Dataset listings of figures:
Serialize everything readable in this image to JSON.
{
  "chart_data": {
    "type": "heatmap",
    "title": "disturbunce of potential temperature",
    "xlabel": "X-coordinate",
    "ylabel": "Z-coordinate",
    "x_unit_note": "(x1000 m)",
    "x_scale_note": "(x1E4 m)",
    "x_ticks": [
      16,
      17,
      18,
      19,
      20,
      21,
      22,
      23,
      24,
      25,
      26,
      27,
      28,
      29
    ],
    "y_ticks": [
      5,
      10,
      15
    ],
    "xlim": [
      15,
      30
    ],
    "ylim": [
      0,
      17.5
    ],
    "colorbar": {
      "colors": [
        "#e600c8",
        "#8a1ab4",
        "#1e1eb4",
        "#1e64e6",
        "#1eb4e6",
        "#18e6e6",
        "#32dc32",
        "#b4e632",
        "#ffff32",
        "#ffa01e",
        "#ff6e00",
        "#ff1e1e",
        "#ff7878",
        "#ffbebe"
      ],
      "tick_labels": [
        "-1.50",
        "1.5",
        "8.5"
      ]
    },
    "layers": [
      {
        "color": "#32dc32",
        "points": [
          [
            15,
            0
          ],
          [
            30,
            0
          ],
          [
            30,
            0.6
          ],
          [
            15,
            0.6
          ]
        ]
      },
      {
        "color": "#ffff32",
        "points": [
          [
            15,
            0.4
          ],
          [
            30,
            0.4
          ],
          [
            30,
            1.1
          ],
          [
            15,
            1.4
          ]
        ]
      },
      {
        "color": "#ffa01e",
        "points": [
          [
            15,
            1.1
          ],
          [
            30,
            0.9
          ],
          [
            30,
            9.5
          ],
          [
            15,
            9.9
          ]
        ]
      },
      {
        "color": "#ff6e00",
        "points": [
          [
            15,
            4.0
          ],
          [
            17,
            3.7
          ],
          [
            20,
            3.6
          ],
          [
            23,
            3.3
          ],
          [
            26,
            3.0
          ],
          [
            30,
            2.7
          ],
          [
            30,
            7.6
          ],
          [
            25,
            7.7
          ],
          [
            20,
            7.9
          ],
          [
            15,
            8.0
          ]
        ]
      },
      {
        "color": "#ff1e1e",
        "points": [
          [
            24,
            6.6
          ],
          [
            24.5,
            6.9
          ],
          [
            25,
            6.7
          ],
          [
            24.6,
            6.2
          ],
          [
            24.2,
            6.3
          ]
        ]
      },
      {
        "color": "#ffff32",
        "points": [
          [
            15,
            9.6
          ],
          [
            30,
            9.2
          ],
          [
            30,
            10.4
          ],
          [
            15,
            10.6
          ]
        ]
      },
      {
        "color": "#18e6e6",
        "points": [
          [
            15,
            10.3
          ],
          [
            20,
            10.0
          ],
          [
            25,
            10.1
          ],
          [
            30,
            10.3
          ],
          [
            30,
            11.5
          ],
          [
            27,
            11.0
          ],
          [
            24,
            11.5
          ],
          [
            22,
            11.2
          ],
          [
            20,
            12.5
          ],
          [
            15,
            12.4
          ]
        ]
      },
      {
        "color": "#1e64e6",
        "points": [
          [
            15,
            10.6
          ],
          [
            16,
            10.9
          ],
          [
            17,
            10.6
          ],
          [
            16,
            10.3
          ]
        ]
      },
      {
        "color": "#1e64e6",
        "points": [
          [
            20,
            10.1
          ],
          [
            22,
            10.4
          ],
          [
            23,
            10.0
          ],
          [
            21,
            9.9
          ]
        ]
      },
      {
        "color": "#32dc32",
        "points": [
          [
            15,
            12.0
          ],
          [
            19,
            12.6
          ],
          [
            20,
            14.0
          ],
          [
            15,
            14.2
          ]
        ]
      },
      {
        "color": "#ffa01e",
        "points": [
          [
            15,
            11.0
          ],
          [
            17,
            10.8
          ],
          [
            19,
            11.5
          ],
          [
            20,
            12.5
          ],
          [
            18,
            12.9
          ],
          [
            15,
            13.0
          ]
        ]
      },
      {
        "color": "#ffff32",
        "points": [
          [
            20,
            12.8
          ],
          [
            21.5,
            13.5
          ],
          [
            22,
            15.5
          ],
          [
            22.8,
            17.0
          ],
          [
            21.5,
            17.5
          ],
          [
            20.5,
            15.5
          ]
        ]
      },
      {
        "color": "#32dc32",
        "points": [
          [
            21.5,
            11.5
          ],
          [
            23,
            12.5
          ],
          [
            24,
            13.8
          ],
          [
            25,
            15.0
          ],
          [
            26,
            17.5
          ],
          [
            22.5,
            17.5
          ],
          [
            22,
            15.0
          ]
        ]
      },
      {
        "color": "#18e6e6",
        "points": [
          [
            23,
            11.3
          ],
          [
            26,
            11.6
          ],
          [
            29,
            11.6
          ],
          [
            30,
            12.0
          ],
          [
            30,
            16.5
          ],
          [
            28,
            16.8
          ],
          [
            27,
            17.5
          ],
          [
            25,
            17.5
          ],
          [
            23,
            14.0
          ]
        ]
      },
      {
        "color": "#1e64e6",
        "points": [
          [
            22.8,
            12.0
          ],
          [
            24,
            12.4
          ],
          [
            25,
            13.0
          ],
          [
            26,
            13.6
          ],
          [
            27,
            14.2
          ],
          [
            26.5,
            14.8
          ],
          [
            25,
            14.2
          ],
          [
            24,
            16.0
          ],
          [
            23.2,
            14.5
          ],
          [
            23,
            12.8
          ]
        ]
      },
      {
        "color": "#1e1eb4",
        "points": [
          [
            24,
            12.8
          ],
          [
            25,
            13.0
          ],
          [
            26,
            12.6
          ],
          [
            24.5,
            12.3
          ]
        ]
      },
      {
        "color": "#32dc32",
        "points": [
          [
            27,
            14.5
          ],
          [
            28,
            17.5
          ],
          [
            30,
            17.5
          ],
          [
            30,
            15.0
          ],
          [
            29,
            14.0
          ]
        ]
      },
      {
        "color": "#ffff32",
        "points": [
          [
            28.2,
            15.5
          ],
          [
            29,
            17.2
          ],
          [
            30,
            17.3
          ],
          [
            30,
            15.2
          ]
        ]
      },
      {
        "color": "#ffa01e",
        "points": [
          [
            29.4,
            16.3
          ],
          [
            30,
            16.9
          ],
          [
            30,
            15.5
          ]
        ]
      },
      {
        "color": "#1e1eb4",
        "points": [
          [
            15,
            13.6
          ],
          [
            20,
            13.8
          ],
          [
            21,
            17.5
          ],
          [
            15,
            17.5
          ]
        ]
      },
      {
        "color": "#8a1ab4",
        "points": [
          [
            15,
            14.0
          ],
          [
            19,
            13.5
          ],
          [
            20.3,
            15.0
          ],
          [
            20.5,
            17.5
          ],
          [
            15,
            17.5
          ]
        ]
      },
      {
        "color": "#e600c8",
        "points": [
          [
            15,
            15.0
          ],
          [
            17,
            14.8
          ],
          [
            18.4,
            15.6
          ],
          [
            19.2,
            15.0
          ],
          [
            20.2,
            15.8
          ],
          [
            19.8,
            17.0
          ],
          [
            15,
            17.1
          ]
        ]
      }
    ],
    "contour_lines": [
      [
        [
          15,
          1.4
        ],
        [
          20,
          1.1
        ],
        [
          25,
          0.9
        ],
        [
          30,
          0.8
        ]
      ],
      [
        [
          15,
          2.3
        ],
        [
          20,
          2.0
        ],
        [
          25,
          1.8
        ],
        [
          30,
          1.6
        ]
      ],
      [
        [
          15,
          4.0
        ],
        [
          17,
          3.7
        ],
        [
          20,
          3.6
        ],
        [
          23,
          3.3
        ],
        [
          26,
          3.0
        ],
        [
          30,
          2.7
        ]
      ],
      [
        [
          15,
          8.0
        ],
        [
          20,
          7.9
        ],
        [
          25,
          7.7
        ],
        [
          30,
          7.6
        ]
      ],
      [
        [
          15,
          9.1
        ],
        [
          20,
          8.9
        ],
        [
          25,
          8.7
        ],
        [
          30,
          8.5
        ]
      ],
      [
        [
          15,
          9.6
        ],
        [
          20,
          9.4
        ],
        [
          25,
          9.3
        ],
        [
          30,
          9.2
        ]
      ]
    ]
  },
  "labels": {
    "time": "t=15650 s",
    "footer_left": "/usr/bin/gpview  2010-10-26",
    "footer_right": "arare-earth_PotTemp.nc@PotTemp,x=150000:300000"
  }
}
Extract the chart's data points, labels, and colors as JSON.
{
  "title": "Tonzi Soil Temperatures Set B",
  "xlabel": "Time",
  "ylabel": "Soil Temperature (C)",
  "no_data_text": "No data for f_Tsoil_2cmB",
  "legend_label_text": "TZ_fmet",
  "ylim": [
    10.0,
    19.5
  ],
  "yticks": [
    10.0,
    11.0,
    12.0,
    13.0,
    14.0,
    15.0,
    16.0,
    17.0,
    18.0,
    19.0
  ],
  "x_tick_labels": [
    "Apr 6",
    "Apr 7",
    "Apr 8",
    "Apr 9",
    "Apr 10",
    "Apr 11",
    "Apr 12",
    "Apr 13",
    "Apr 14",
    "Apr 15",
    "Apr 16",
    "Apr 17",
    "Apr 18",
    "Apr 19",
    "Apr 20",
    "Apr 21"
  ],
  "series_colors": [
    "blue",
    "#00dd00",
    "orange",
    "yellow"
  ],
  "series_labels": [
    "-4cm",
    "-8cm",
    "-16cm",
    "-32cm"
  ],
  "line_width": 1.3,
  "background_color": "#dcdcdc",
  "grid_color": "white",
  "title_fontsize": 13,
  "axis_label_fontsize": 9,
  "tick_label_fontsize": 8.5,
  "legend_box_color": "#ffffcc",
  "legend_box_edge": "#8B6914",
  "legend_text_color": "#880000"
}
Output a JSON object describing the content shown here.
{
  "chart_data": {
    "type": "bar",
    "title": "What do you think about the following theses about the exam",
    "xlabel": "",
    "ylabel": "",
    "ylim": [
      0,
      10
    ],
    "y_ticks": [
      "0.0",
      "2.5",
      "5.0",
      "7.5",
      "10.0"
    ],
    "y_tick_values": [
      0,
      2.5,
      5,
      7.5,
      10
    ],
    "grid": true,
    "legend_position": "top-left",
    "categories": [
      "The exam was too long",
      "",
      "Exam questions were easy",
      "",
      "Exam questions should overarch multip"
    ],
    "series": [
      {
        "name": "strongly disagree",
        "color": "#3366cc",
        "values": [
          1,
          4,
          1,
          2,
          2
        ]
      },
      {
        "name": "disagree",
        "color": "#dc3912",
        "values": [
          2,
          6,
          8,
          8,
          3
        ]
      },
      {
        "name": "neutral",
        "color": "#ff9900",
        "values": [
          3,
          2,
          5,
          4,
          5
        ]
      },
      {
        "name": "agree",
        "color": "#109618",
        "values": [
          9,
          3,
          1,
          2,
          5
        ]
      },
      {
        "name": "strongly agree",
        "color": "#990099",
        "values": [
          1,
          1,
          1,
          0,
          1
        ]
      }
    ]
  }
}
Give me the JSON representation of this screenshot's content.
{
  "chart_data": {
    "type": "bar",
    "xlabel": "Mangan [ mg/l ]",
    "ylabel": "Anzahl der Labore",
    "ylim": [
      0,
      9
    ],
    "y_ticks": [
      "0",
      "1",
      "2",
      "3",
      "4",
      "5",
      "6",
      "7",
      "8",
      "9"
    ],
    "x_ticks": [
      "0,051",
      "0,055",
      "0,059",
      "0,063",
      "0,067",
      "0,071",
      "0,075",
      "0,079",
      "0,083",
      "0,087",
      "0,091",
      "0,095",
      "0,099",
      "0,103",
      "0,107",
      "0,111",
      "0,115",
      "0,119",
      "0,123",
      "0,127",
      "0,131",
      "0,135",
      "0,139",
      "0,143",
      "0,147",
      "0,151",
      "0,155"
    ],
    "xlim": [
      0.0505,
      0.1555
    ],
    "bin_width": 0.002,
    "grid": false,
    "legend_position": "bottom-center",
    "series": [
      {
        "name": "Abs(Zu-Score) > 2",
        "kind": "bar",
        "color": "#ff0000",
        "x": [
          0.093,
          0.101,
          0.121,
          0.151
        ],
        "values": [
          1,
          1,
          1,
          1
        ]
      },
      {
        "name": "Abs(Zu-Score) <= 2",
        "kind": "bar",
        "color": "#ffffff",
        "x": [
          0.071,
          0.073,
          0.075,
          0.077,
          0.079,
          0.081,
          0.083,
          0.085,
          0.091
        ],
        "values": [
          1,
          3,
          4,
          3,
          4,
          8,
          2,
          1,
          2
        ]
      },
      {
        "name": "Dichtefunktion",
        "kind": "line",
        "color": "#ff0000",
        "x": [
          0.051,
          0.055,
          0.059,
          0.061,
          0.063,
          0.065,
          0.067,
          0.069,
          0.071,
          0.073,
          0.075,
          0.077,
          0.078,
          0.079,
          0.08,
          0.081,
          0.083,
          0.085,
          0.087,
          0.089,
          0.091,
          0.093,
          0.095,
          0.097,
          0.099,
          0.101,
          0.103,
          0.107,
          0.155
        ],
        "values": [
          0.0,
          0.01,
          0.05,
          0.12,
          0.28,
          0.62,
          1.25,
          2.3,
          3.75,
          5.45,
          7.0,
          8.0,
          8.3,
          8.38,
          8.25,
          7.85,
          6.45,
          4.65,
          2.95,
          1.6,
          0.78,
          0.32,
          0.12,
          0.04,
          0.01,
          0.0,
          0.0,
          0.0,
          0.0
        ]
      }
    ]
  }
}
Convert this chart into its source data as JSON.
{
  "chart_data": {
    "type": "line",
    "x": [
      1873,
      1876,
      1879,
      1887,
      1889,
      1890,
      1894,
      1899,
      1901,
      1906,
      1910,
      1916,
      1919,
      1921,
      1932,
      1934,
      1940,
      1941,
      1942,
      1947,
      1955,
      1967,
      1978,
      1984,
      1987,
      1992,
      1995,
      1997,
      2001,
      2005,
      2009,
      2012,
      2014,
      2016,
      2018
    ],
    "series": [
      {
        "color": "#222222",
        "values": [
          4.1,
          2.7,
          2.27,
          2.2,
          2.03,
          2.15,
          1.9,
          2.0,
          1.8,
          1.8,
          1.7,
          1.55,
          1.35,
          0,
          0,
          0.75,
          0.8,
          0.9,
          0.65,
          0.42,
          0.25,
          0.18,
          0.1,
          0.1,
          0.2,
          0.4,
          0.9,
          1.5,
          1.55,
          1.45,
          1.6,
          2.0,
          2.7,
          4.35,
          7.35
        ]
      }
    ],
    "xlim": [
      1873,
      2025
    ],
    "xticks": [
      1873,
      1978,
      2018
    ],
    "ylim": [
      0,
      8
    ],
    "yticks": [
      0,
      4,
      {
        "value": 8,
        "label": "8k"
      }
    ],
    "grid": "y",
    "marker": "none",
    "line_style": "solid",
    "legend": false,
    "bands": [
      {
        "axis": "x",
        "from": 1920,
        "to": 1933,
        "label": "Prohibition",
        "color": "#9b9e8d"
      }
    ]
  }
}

WRITTEN INSTRUCTION: In the listing above, count each line that holds the string "ylabel". Give the number only.

OUTPUT FOR THIS TASK: 4